# [Stored items from a collection]

[Begin]

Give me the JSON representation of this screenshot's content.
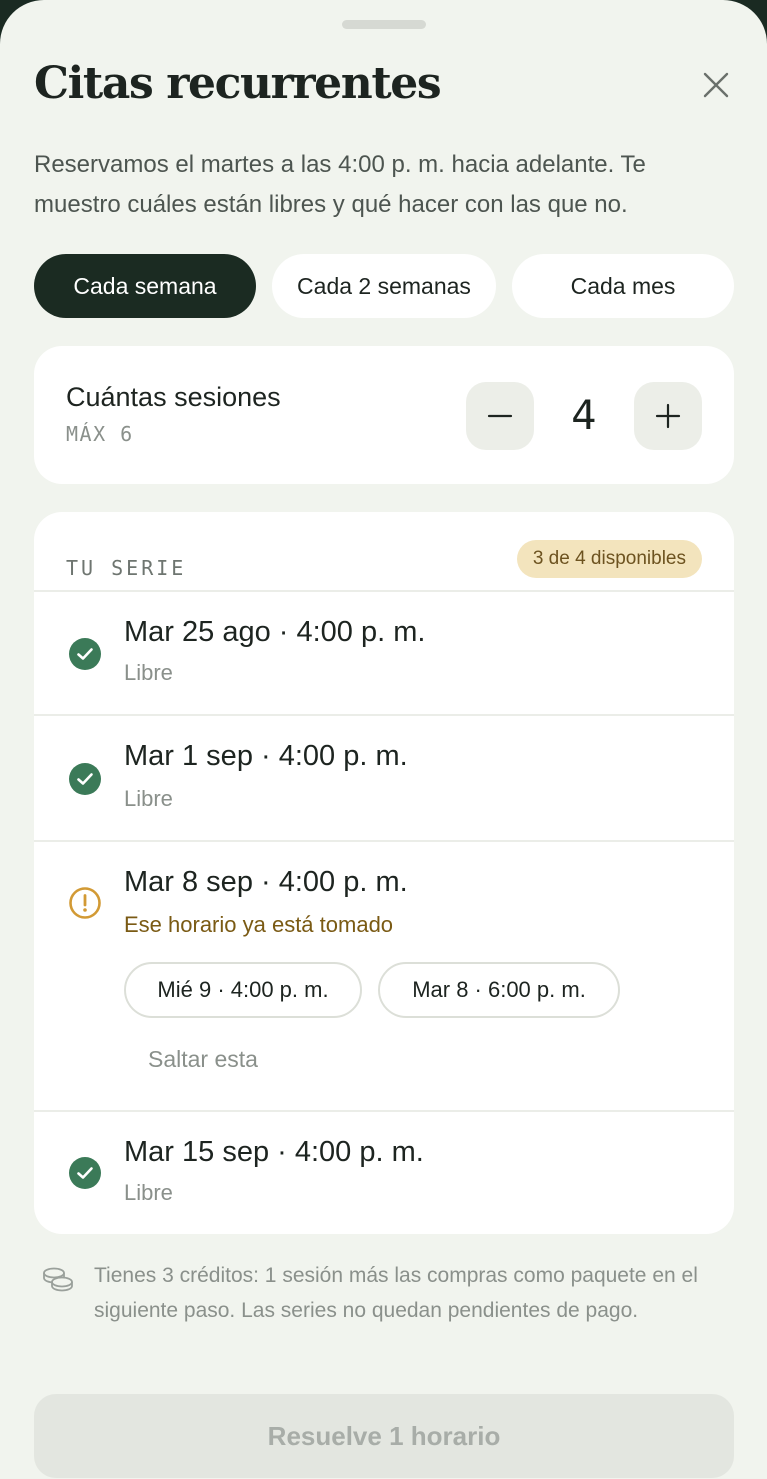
{
  "header": {
    "title": "Citas recurrentes",
    "subtitle": "Reservamos el martes a las 4:00 p. m. hacia adelante. Te muestro cuáles están libres y qué hacer con las que no."
  },
  "frequency": {
    "options": [
      {
        "label": "Cada semana",
        "selected": true
      },
      {
        "label": "Cada 2 semanas",
        "selected": false
      },
      {
        "label": "Cada mes",
        "selected": false
      }
    ]
  },
  "sessions": {
    "label": "Cuántas sesiones",
    "max_label": "MÁX 6",
    "value": "4"
  },
  "series": {
    "heading": "TU SERIE",
    "badge": "3 de 4 disponibles",
    "items": [
      {
        "title": "Mar 25 ago · 4:00 p. m.",
        "status": "Libre",
        "state": "free"
      },
      {
        "title": "Mar 1 sep · 4:00 p. m.",
        "status": "Libre",
        "state": "free"
      },
      {
        "title": "Mar 8 sep · 4:00 p. m.",
        "status": "Ese horario ya está tomado",
        "state": "conflict",
        "alternatives": [
          "Mié 9 · 4:00 p. m.",
          "Mar 8 · 6:00 p. m."
        ],
        "skip_label": "Saltar esta"
      },
      {
        "title": "Mar 15 sep · 4:00 p. m.",
        "status": "Libre",
        "state": "free"
      }
    ]
  },
  "footer": {
    "note": "Tienes 3 créditos: 1 sesión más las compras como paquete en el siguiente paso. Las series no quedan pendientes de pago.",
    "note_icon": "coins-icon",
    "cta_label": "Resuelve 1 horario",
    "cta_enabled": false
  },
  "colors": {
    "background": "#f1f4ee",
    "accent_dark": "#1b2b22",
    "success": "#3b7a58",
    "warning": "#d29a35",
    "badge_bg": "#f3e4bd"
  }
}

[End]

# [WHAT YOU WILL DO]
Reproduce each line exactly as it appears, omitting the pictures.

# [ANSWER TO THE PROBLEM]
Give me the JSON representation of this screenshot's content.
{
  "header": {
    "title": "Citas recurrentes",
    "subtitle": "Reservamos el martes a las 4:00 p. m. hacia adelante. Te muestro cuáles están libres y qué hacer con las que no."
  },
  "frequency": {
    "options": [
      {
        "label": "Cada semana",
        "selected": true
      },
      {
        "label": "Cada 2 semanas",
        "selected": false
      },
      {
        "label": "Cada mes",
        "selected": false
      }
    ]
  },
  "sessions": {
    "label": "Cuántas sesiones",
    "max_label": "MÁX 6",
    "value": "4"
  },
  "series": {
    "heading": "TU SERIE",
    "badge": "3 de 4 disponibles",
    "items": [
      {
        "title": "Mar 25 ago · 4:00 p. m.",
        "status": "Libre",
        "state": "free"
      },
      {
        "title": "Mar 1 sep · 4:00 p. m.",
        "status": "Libre",
        "state": "free"
      },
      {
        "title": "Mar 8 sep · 4:00 p. m.",
        "status": "Ese horario ya está tomado",
        "state": "conflict",
        "alternatives": [
          "Mié 9 · 4:00 p. m.",
          "Mar 8 · 6:00 p. m."
        ],
        "skip_label": "Saltar esta"
      },
      {
        "title": "Mar 15 sep · 4:00 p. m.",
        "status": "Libre",
        "state": "free"
      }
    ]
  },
  "footer": {
    "note": "Tienes 3 créditos: 1 sesión más las compras como paquete en el siguiente paso. Las series no quedan pendientes de pago.",
    "note_icon": "coins-icon",
    "cta_label": "Resuelve 1 horario",
    "cta_enabled": false
  },
  "colors": {
    "background": "#f1f4ee",
    "accent_dark": "#1b2b22",
    "success": "#3b7a58",
    "warning": "#d29a35",
    "badge_bg": "#f3e4bd"
  }
}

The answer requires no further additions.